- Born: David Alexander Sjøholt November 22, 1999 (age 25) Raleigh, North Carolina, U.S.
- Occupation: Actor
- Years active: 2015–present
- Height: 186 cm (6 ft 1 in)

= David Stakston =

Norwegian-American actor

David Stakston (born David Alexander Sjøholt; November 22, 1999) is a Norwegian-American actor. He is best known for his role as Magnus Fossbakken in the Norwegian teen drama Skam, and as Magne Seier in the Netflix fantasy drama series Ragnarok.

== Biography ==
Stakston was born on November 22, 1999, in Raleigh, North Carolina, and grew up in both Florida and Oslo, Norway.

In 2015, Stakston starred as one of the main characters in the Norwegian drama web series Skam, which became very popular in Nordic countries. In the following years he made a few shorter appearances on Norwegian television. Since 2020, he has played Magne Seier, the main character of the Norwegian Netflix fantasy drama series Ragnarok.

Instruction 1
Copy the passage of the David Stakston article between "- Born: David" and "and Oslo, Norway.", inclusive, word for word.

Given data

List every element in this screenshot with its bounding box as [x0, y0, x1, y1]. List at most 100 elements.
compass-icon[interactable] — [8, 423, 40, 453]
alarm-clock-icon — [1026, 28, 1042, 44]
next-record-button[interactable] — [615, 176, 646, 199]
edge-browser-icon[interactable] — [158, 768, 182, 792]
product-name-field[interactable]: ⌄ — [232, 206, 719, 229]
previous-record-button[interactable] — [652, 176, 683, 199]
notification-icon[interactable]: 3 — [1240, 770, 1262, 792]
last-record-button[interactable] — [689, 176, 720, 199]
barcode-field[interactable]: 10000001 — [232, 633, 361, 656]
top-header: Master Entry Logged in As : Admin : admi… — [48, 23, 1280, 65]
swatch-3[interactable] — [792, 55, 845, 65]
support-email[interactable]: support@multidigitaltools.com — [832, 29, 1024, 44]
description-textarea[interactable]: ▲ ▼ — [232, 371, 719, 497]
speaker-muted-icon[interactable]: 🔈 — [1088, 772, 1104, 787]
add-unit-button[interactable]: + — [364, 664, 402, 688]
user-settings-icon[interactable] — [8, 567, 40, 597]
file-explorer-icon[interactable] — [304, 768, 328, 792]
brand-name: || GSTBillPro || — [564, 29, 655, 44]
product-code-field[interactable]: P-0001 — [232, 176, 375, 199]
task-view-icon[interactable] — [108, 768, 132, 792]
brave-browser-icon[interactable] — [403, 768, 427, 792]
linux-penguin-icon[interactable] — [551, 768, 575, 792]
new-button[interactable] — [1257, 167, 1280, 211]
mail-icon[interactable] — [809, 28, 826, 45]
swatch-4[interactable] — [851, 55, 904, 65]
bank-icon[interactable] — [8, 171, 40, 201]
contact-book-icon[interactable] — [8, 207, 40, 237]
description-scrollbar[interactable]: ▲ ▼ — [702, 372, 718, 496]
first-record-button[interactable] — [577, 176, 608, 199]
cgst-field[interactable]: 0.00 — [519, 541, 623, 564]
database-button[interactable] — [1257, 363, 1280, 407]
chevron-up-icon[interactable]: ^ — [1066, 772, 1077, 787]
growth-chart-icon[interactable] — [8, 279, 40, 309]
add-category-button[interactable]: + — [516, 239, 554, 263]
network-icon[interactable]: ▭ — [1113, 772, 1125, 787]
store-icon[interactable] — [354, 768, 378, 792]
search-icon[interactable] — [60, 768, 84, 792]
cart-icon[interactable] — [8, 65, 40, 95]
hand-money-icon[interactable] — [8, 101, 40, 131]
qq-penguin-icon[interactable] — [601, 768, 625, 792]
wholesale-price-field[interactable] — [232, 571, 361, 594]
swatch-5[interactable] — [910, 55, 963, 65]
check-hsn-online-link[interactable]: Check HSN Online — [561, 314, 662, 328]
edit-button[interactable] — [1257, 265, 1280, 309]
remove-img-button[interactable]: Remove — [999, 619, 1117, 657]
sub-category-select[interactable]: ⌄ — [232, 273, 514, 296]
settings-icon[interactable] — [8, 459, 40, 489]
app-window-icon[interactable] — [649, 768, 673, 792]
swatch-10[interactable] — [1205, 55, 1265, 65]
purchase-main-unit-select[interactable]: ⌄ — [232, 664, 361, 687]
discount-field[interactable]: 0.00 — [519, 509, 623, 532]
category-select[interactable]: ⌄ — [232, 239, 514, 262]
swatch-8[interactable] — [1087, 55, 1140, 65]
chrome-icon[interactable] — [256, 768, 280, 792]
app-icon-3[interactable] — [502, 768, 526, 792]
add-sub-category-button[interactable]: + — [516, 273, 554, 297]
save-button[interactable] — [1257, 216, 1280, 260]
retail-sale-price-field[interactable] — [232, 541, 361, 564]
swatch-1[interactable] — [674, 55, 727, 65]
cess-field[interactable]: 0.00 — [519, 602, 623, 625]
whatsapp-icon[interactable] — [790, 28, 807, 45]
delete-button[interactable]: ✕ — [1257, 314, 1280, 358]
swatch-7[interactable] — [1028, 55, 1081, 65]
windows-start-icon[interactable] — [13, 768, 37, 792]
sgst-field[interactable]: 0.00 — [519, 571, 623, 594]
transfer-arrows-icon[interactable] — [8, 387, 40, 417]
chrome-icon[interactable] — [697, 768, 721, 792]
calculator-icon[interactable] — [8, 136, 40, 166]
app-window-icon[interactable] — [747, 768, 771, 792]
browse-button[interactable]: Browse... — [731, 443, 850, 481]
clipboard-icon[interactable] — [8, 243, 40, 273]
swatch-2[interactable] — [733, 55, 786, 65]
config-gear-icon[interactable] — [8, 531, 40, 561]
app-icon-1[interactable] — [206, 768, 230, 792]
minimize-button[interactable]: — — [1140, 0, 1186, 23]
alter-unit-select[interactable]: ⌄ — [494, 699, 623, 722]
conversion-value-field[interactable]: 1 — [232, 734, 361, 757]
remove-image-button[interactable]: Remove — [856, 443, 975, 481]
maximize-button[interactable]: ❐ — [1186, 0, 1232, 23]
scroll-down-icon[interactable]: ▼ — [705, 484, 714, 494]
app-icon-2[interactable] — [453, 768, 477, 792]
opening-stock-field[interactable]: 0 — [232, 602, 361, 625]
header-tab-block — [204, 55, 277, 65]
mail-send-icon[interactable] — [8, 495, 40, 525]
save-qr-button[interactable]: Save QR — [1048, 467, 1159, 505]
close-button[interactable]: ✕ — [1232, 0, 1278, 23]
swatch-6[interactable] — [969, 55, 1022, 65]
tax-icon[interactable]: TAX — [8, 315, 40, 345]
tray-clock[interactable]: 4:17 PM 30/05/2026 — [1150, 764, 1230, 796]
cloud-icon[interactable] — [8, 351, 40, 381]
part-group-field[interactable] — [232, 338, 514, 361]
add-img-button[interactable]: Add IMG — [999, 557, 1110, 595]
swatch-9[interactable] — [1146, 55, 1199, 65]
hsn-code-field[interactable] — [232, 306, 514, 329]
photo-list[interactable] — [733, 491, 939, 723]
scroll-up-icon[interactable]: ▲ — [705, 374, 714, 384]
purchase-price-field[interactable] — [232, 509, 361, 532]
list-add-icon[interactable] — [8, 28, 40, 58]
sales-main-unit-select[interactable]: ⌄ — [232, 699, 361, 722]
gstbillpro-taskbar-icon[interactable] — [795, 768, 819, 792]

Instruction 2
Format the listing from its first line through the line holding "swatch-4[interactable] — [851, 55, 904, 65]", inclusive, as a numbered list, leaving out blank lines. Include only those lines.

Complete response 1
- Born: David Alexander Sjøholt November 22, 1999 (age 25) Raleigh, North Carolina, U.S.
- Occupation: Actor
- Years active: 2015–present
- Height: 186 cm (6 ft 1 in)

= David Stakston =

Norwegian-American actor

David Stakston (born David Alexander Sjøholt; November 22, 1999) is a Norwegian-American actor. He is best known for his role as Magnus Fossbakken in the Norwegian teen drama Skam, and as Magne Seier in the Netflix fantasy drama series Ragnarok.

== Biography ==
Stakston was born on November 22, 1999, in Raleigh, North Carolina, and grew up in both Florida and Oslo, Norway.

Complete response 2
1. List every element in this screenshot with its bounding box as [x0, y0, x1, y1]. List at most 100 elements.
2. compass-icon[interactable] — [8, 423, 40, 453]
3. alarm-clock-icon — [1026, 28, 1042, 44]
4. next-record-button[interactable] — [615, 176, 646, 199]
5. edge-browser-icon[interactable] — [158, 768, 182, 792]
6. product-name-field[interactable]: ⌄ — [232, 206, 719, 229]
7. previous-record-button[interactable] — [652, 176, 683, 199]
8. notification-icon[interactable]: 3 — [1240, 770, 1262, 792]
9. last-record-button[interactable] — [689, 176, 720, 199]
10. barcode-field[interactable]: 10000001 — [232, 633, 361, 656]
11. top-header: Master Entry Logged in As : Admin : admi… — [48, 23, 1280, 65]
12. swatch-3[interactable] — [792, 55, 845, 65]
13. support-email[interactable]: support@multidigitaltools.com — [832, 29, 1024, 44]
14. description-textarea[interactable]: ▲ ▼ — [232, 371, 719, 497]
15. speaker-muted-icon[interactable]: 🔈 — [1088, 772, 1104, 787]
16. add-unit-button[interactable]: + — [364, 664, 402, 688]
17. user-settings-icon[interactable] — [8, 567, 40, 597]
18. file-explorer-icon[interactable] — [304, 768, 328, 792]
19. brand-name: || GSTBillPro || — [564, 29, 655, 44]
20. product-code-field[interactable]: P-0001 — [232, 176, 375, 199]
21. task-view-icon[interactable] — [108, 768, 132, 792]
22. brave-browser-icon[interactable] — [403, 768, 427, 792]
23. linux-penguin-icon[interactable] — [551, 768, 575, 792]
24. new-button[interactable] — [1257, 167, 1280, 211]
25. mail-icon[interactable] — [809, 28, 826, 45]
26. swatch-4[interactable] — [851, 55, 904, 65]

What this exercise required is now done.